===== DATA FOR THE TASK =====

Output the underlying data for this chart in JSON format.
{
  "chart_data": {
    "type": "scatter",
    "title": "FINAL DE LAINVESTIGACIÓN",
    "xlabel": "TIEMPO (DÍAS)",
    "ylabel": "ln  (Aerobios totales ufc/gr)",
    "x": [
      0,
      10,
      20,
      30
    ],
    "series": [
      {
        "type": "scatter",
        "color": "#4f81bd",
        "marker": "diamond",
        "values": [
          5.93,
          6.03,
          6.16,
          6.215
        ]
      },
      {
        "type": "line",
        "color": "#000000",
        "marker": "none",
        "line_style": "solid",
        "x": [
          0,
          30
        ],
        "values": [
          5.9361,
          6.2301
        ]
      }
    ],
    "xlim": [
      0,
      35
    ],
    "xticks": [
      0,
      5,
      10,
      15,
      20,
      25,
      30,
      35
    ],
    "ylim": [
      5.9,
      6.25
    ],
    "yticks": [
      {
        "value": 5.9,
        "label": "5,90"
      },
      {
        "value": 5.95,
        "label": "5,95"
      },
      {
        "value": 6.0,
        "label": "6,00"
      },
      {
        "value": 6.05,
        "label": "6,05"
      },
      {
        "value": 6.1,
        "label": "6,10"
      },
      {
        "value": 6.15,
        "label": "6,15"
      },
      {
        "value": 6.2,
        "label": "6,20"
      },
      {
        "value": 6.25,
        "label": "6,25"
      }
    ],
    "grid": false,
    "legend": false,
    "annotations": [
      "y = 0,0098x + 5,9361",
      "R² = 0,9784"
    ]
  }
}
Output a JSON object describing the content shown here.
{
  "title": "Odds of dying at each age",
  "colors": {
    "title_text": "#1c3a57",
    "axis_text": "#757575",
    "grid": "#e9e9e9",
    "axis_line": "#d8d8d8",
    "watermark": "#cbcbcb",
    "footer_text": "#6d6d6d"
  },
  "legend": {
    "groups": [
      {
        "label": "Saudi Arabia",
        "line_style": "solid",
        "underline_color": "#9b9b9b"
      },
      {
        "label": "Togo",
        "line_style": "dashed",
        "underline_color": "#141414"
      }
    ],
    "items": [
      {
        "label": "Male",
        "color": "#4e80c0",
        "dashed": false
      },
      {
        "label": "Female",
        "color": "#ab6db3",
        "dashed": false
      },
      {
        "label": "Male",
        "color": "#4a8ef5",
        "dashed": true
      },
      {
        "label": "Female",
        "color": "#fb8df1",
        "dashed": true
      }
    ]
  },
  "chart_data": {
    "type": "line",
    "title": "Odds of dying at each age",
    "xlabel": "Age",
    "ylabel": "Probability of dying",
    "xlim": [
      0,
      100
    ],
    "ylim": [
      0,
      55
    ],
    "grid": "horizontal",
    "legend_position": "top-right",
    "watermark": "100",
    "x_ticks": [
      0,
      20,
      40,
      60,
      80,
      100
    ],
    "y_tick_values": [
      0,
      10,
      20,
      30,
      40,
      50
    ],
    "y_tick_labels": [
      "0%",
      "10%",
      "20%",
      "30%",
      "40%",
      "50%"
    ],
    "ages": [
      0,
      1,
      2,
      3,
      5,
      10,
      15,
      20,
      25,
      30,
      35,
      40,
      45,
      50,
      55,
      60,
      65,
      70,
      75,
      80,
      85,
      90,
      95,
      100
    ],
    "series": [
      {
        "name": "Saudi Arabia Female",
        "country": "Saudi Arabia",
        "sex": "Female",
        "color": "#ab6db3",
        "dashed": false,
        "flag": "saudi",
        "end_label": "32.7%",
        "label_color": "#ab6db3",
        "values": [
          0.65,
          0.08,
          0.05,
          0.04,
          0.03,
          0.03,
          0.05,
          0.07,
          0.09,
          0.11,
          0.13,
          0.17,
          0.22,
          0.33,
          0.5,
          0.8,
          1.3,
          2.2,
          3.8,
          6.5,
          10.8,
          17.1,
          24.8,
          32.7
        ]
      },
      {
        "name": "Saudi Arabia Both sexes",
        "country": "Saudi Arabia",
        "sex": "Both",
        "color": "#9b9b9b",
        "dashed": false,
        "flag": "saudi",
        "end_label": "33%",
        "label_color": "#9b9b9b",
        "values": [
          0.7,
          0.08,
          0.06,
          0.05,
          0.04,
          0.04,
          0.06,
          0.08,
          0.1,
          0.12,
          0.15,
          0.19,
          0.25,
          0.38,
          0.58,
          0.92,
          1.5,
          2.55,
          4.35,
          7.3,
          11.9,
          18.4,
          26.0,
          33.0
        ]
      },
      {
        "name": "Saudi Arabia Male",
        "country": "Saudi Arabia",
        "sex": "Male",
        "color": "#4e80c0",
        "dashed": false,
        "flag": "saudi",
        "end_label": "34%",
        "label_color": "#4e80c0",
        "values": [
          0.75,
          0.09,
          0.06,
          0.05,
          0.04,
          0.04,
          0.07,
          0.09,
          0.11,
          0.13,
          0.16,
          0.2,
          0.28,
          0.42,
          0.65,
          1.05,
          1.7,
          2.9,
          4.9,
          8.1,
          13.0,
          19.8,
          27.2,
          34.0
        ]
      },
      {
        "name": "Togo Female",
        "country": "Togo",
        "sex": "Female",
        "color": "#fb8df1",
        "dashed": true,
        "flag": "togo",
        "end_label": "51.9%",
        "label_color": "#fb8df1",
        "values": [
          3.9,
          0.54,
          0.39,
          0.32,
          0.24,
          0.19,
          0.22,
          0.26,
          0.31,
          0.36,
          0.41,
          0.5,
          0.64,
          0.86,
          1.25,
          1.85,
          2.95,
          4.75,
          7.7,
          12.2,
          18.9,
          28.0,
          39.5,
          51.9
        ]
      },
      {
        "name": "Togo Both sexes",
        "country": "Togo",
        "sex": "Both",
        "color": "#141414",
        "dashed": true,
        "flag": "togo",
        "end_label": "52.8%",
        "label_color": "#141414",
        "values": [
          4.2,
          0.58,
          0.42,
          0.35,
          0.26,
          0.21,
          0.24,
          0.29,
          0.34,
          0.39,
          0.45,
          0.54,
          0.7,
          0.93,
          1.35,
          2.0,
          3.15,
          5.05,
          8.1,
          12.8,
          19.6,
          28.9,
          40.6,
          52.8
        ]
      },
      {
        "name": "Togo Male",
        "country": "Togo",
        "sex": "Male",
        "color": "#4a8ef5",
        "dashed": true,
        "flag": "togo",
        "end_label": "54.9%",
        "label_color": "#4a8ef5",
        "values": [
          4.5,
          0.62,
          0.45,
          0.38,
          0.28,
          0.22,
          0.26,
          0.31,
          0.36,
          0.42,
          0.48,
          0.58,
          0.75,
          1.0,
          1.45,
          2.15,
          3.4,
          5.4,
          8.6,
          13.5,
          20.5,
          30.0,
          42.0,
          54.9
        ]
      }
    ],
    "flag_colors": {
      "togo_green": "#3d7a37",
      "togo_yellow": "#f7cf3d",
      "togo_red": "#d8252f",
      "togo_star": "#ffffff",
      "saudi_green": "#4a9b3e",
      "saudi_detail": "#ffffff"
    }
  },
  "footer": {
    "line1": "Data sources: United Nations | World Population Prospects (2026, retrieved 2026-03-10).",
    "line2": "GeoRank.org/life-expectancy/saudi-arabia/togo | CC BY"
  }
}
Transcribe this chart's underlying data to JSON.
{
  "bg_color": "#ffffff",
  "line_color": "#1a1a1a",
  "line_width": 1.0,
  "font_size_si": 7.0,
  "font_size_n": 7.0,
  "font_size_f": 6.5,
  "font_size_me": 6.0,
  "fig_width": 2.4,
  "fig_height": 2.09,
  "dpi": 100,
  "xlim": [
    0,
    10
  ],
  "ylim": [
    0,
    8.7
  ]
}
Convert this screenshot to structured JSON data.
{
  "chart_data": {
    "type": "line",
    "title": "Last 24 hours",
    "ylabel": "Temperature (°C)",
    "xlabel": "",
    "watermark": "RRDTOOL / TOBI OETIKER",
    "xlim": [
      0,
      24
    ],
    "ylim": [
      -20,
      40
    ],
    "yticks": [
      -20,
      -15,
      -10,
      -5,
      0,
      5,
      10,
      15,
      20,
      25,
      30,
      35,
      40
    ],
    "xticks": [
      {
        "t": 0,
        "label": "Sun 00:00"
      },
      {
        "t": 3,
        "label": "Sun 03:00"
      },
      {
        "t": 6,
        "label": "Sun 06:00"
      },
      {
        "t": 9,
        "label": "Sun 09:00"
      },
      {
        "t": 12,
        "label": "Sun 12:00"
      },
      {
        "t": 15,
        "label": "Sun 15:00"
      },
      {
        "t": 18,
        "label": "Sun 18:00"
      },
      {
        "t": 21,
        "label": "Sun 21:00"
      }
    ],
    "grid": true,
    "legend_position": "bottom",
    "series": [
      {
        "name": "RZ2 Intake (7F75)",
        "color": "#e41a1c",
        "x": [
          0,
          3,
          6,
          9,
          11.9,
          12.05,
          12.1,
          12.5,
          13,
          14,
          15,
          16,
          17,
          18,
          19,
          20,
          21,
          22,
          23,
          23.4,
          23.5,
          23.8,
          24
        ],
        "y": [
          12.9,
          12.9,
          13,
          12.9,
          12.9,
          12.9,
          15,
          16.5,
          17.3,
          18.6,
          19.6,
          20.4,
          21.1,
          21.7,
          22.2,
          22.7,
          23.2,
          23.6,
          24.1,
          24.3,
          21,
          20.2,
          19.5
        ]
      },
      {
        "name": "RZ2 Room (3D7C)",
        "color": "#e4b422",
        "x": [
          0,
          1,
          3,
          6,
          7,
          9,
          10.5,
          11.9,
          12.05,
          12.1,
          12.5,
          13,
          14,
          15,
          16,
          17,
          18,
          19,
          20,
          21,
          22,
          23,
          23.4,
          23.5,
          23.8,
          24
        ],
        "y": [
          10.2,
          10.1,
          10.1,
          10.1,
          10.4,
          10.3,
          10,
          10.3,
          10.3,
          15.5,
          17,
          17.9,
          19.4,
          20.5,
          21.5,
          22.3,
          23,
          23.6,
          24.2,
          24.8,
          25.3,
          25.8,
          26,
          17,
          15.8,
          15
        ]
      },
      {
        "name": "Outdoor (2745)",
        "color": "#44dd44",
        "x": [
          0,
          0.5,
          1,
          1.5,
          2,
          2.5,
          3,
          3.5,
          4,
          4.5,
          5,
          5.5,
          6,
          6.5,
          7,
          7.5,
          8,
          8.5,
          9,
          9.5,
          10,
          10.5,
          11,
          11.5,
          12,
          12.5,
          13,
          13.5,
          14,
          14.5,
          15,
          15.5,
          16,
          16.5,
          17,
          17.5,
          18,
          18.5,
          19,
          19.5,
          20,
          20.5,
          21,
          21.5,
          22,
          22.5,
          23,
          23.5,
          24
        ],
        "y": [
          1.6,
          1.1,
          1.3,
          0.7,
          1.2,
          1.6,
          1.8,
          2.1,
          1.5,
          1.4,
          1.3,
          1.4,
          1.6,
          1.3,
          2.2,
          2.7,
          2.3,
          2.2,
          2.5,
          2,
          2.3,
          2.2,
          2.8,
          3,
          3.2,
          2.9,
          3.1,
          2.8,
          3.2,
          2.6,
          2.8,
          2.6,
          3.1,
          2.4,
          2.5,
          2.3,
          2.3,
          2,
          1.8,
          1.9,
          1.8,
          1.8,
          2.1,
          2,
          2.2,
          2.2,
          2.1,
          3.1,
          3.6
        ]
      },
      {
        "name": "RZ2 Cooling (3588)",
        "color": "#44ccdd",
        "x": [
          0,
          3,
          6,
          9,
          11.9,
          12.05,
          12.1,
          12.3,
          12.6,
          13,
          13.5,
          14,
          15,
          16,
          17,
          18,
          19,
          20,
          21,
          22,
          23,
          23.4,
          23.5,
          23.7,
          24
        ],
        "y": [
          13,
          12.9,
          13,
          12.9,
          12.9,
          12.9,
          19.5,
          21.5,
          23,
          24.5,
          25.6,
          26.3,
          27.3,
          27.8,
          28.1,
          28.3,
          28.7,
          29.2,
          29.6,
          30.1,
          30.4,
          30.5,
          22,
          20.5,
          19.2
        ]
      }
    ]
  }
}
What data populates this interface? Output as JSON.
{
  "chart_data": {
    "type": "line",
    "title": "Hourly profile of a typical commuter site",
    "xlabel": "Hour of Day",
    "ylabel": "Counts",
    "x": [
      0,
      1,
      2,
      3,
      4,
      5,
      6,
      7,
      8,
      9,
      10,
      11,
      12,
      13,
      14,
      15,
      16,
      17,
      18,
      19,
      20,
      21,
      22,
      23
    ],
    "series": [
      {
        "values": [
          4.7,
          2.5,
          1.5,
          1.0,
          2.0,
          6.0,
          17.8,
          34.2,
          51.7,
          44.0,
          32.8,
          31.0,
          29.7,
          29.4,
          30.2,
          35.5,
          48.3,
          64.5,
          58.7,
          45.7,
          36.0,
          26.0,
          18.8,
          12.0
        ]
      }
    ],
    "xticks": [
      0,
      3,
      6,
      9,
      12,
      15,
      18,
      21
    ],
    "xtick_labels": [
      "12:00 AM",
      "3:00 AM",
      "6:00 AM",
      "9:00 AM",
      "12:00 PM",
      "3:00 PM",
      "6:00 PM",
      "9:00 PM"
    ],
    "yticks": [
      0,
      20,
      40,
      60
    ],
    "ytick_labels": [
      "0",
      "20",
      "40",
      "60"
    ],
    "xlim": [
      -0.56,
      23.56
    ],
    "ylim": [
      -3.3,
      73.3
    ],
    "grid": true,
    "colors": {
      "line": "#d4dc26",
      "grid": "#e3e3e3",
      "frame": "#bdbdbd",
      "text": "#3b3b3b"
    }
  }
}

=====

■ PROBLEM DESCRIPTION:
Scan the data for the word "grid" and copy every line where it shows up.

■ SOLUTION TO THE PROBLEM:
    "grid": false,
    "grid": "#e9e9e9",
    "grid": "horizontal",
    "grid": true,
    "grid": true,
      "grid": "#e3e3e3",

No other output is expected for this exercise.